* _What is needed_
Single out the lines of the material that contain "aspekt" and copy them.

[Records from a collection]
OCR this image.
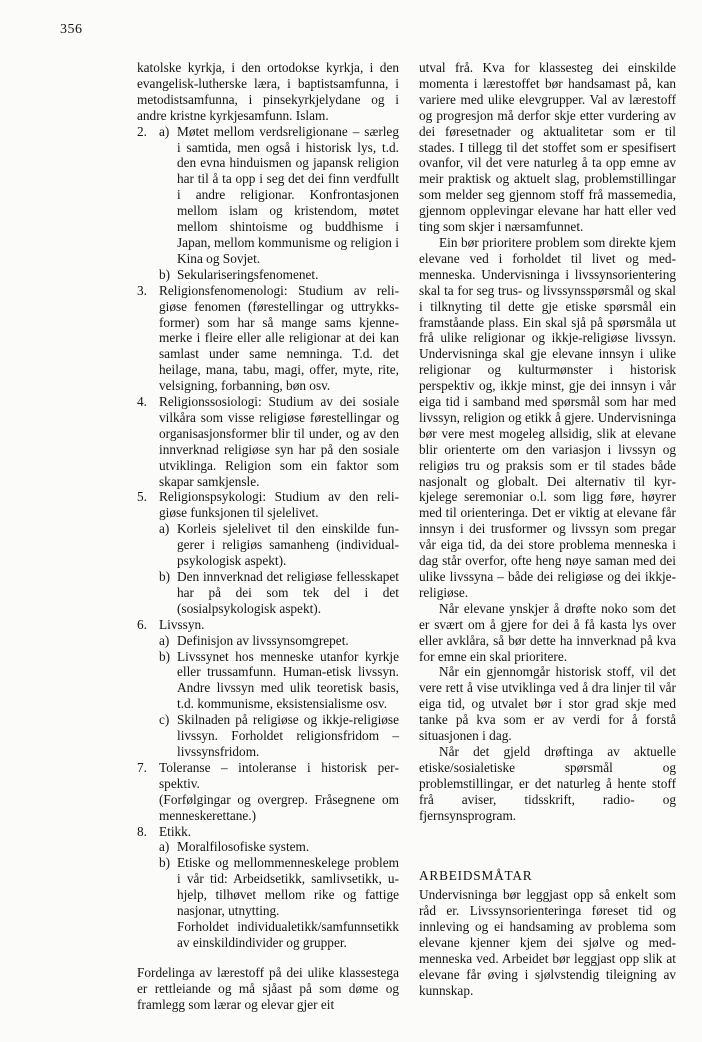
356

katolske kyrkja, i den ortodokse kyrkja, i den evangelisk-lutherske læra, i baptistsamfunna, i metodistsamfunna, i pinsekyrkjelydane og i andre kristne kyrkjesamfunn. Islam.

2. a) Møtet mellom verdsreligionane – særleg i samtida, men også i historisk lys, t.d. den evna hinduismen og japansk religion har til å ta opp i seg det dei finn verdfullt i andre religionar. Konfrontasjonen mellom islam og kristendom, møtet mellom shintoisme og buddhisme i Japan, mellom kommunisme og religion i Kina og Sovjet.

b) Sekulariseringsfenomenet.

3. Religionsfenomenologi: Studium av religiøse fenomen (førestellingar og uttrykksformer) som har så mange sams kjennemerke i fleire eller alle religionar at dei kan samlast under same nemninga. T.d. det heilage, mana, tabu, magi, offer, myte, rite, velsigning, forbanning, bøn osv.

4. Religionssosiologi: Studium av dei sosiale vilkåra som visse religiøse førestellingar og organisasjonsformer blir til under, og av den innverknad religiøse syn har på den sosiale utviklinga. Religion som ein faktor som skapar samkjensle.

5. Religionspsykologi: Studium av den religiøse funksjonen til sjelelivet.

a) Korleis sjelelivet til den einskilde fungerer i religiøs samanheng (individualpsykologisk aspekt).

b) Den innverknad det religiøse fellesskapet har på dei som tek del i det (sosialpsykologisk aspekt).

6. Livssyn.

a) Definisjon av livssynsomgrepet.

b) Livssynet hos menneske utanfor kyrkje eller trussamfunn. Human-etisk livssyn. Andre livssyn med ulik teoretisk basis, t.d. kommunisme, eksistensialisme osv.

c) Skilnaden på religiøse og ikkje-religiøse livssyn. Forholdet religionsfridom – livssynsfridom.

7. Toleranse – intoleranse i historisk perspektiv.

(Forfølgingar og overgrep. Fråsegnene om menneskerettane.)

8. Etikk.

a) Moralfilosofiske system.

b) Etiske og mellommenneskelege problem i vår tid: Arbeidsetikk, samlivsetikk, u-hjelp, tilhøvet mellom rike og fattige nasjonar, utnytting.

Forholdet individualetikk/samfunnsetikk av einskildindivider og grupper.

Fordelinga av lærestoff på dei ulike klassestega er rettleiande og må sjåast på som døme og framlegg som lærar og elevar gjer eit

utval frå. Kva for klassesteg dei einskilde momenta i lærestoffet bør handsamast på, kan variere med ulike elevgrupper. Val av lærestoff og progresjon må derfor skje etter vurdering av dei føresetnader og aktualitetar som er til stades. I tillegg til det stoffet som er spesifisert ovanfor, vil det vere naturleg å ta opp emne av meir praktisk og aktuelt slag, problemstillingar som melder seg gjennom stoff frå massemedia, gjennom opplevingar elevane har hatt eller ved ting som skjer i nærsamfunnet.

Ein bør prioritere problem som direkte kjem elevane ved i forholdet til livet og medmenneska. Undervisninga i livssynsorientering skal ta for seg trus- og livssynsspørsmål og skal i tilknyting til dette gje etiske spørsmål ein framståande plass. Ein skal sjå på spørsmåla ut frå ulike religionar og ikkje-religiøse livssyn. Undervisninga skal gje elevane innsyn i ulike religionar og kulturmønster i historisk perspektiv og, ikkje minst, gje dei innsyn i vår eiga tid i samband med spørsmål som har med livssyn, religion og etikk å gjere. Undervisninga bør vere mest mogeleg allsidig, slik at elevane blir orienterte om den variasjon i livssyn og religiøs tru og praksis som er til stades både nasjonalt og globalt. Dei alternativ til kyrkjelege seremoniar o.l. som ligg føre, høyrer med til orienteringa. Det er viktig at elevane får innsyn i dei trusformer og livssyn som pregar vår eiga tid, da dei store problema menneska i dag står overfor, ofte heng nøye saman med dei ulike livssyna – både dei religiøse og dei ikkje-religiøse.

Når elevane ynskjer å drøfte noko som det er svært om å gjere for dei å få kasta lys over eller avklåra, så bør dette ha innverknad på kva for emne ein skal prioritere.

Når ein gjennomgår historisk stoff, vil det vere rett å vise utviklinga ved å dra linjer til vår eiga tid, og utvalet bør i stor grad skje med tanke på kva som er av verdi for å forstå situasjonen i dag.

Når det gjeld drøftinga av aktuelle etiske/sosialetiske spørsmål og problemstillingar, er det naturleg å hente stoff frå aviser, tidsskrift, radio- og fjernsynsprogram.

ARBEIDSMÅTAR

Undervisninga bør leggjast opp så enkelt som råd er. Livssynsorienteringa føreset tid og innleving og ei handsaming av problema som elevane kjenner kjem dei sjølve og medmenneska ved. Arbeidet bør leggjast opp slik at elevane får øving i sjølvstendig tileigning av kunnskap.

--

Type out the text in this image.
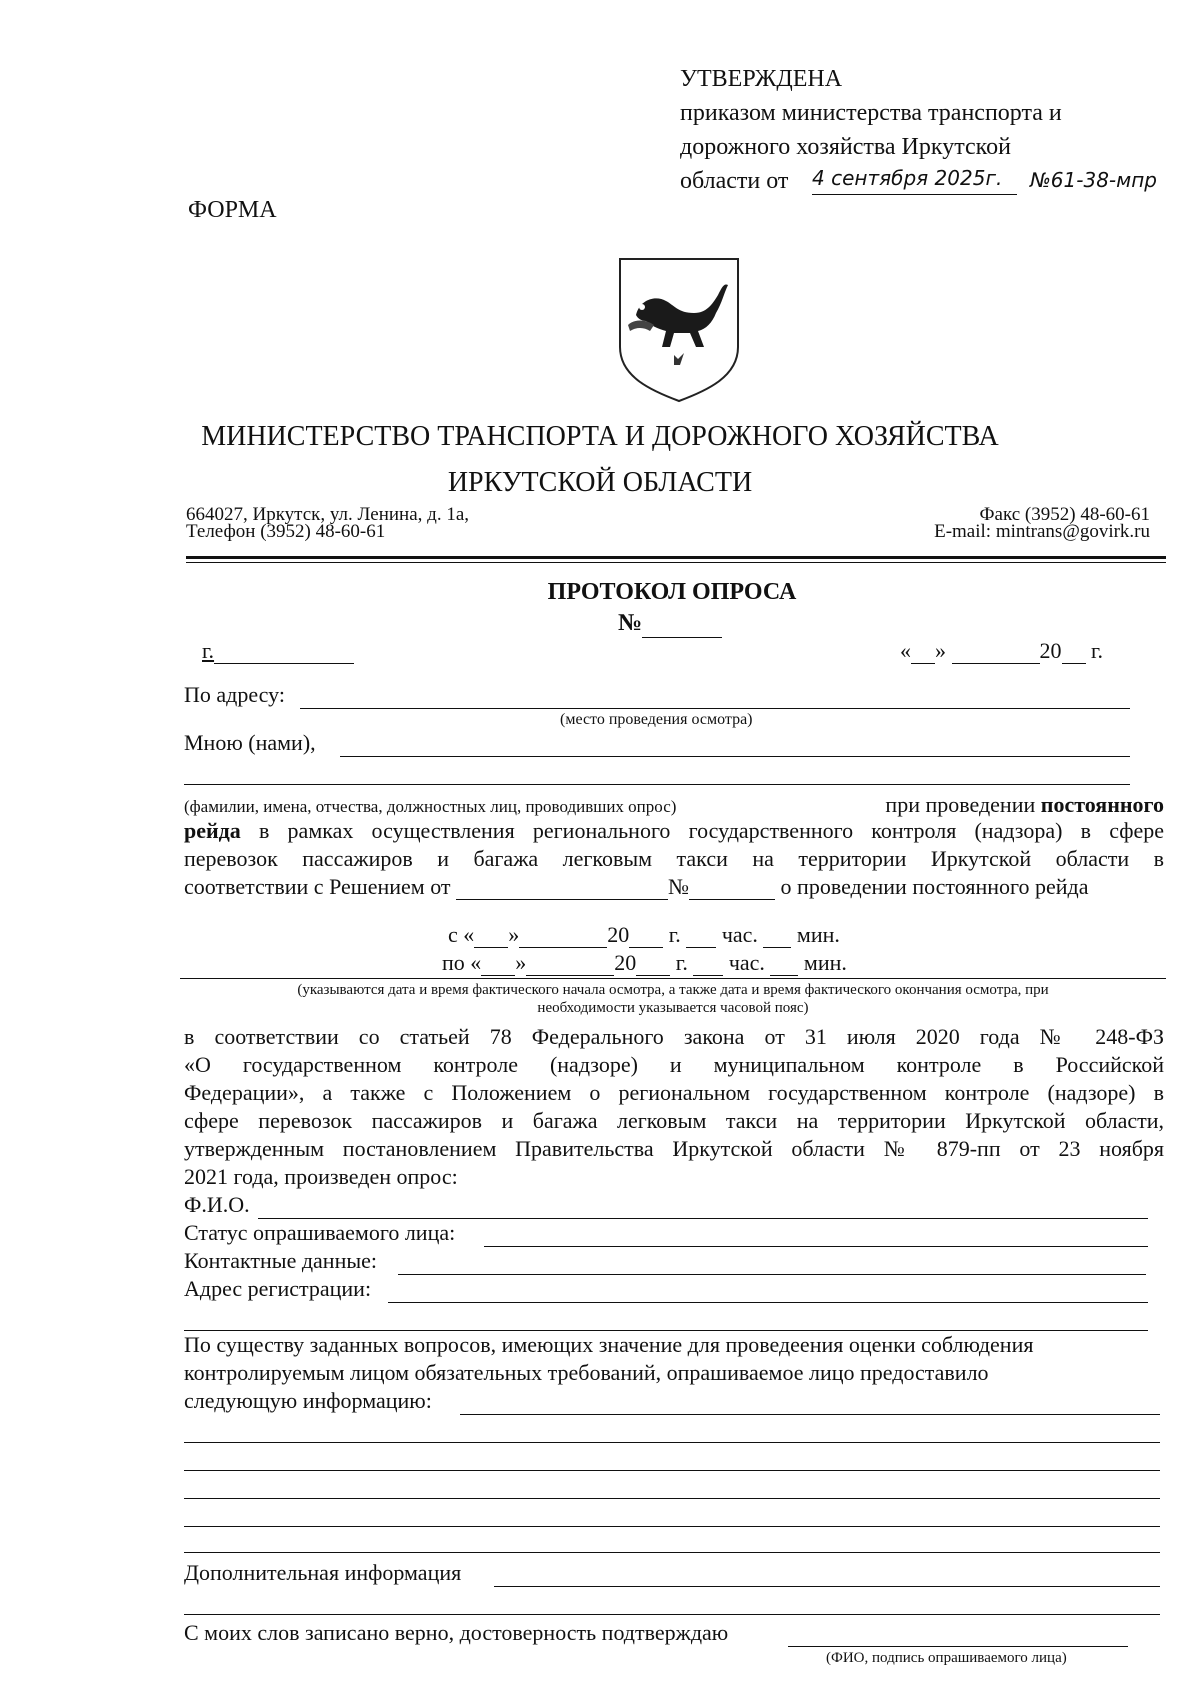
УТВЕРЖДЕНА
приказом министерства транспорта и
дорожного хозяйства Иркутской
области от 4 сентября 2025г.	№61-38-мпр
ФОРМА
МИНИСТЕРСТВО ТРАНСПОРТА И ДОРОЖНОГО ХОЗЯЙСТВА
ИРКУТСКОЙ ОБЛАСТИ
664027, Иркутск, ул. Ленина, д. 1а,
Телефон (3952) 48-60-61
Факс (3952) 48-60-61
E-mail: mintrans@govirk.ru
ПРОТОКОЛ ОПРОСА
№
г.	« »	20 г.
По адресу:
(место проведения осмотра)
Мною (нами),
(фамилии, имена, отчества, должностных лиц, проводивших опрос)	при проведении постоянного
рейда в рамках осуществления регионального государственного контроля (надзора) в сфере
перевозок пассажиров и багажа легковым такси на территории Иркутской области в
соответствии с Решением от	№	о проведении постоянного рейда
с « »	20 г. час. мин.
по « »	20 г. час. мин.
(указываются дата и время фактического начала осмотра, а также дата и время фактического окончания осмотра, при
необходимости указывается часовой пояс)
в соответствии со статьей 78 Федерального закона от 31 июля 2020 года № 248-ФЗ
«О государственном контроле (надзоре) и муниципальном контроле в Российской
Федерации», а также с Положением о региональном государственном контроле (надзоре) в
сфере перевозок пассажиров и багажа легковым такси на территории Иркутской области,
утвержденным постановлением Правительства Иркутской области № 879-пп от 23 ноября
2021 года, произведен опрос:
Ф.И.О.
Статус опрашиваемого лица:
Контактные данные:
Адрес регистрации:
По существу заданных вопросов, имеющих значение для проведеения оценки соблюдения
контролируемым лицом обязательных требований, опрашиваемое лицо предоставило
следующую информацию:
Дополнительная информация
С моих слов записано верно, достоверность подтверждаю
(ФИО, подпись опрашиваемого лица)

* _Task response_
a) Korleis sjelelivet til den einskilde fungerer i religiøs samanheng (individualpsykologisk aspekt).
b) Den innverknad det religiøse fellesskapet har på dei som tek del i det (sosialpsykologisk aspekt).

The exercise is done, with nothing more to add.